# START OF DATA LINES

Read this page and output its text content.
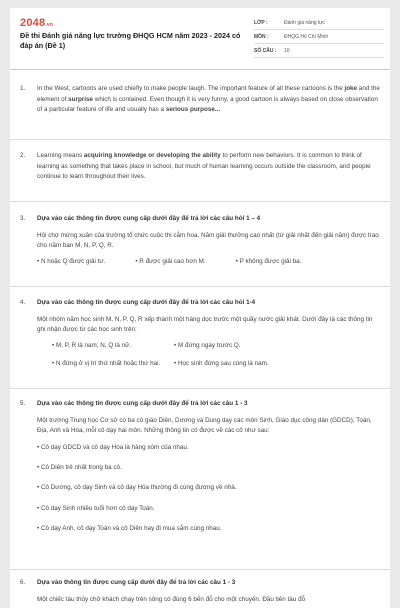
2048.vn
Đề thi Đánh giá năng lực trường ĐHQG HCM năm 2023 - 2024 có đáp án (Đề 1)
LỚP :	Đánh giá năng lực
MÔN :	ĐHQG Hồ Chí Minh
SỐ CÂU :	10
1. In the West, cartoons are used chiefly to make people laugh. The important feature of all these cartoons is the joke and the element of surprise which is contained. Even though it is very funny, a good cartoon is always based on close observation of a particular feature of life and usually has a serious purpose...
2. Learning means acquiring knowledge or developing the ability to perform new behaviors. It is common to think of learning as something that takes place in school, but much of human learning occurs outside the classroom, and people continue to learn throughout their lives.
3. Dựa vào các thông tin được cung cấp dưới đây để trả lời các câu hỏi 1 – 4
Hội chợ mừng xuân của trường tổ chức cuộc thi cắm hoa. Năm giải thưởng cao nhất (từ giải nhất đến giải năm) được trao cho năm bạn M, N, P, Q, R.
• N hoặc Q được giải tư.	• R được giải cao hơn M.	• P không được giải ba.
4. Dựa vào các thông tin được cung cấp dưới đây để trả lời các câu hỏi 1-4
Một nhóm năm học sinh M, N, P, Q, R xếp thành một hàng dọc trước một quầy nước giải khát. Dưới đây là các thông tin ghi nhận được từ các học sinh trên:
• M, P, R là nam; N, Q là nữ.	• M đứng ngay trước Q.
• N đứng ở vị trí thứ nhất hoặc thứ hai.	• Học sinh đứng sau cùng là nam.
5. Dựa vào các thông tin được cung cấp dưới đây để trả lời các câu 1 - 3
Một trường Trung học Cơ sở có ba cô giáo Diên, Dương và Dung dạy các môn Sinh, Giáo dục công dân (GDCD), Toán, Địa, Anh và Hóa, mỗi cô dạy hai môn. Những thông tin có được về các cô như sau:
• Cô dạy GDCD và cô dạy Hóa là hàng xóm của nhau.
• Cô Diên trẻ nhất trong ba cô.
• Cô Dương, cô dạy Sinh và cô dạy Hóa thường đi cùng đường về nhà.
• Cô dạy Sinh nhiều tuổi hơn cô dạy Toán.
• Cô dạy Anh, cô dạy Toán và cô Diên hay đi mua sắm cùng nhau.
6. Dựa vào thông tin được cung cấp dưới đây để trả lời các câu 1 - 3
Một chiếc tàu thủy chở khách chạy trên sông có đúng 6 bến đỗ cho một chuyến. Đầu tiên tàu đỗ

# END OF DATA LINES

• TO DO:
Go through the data above and transcribe it in full, omitting any image.

• OUTPUT OF THE TASK:
Read this page and output its text content.
2048.vn
Đề thi Đánh giá năng lực trường ĐHQG HCM năm 2023 - 2024 có đáp án (Đề 1)
LỚP :	Đánh giá năng lực
MÔN :	ĐHQG Hồ Chí Minh
SỐ CÂU :	10
1. In the West, cartoons are used chiefly to make people laugh. The important feature of all these cartoons is the joke and the element of surprise which is contained. Even though it is very funny, a good cartoon is always based on close observation of a particular feature of life and usually has a serious purpose...
2. Learning means acquiring knowledge or developing the ability to perform new behaviors. It is common to think of learning as something that takes place in school, but much of human learning occurs outside the classroom, and people continue to learn throughout their lives.
3. Dựa vào các thông tin được cung cấp dưới đây để trả lời các câu hỏi 1 – 4
Hội chợ mừng xuân của trường tổ chức cuộc thi cắm hoa. Năm giải thưởng cao nhất (từ giải nhất đến giải năm) được trao cho năm bạn M, N, P, Q, R.
• N hoặc Q được giải tư.	• R được giải cao hơn M.	• P không được giải ba.
4. Dựa vào các thông tin được cung cấp dưới đây để trả lời các câu hỏi 1-4
Một nhóm năm học sinh M, N, P, Q, R xếp thành một hàng dọc trước một quầy nước giải khát. Dưới đây là các thông tin ghi nhận được từ các học sinh trên:
• M, P, R là nam; N, Q là nữ.	• M đứng ngay trước Q.
• N đứng ở vị trí thứ nhất hoặc thứ hai.	• Học sinh đứng sau cùng là nam.
5. Dựa vào các thông tin được cung cấp dưới đây để trả lời các câu 1 - 3
Một trường Trung học Cơ sở có ba cô giáo Diên, Dương và Dung dạy các môn Sinh, Giáo dục công dân (GDCD), Toán, Địa, Anh và Hóa, mỗi cô dạy hai môn. Những thông tin có được về các cô như sau:
• Cô dạy GDCD và cô dạy Hóa là hàng xóm của nhau.
• Cô Diên trẻ nhất trong ba cô.
• Cô Dương, cô dạy Sinh và cô dạy Hóa thường đi cùng đường về nhà.
• Cô dạy Sinh nhiều tuổi hơn cô dạy Toán.
• Cô dạy Anh, cô dạy Toán và cô Diên hay đi mua sắm cùng nhau.
6. Dựa vào thông tin được cung cấp dưới đây để trả lời các câu 1 - 3
Một chiếc tàu thủy chở khách chạy trên sông có đúng 6 bến đỗ cho một chuyến. Đầu tiên tàu đỗ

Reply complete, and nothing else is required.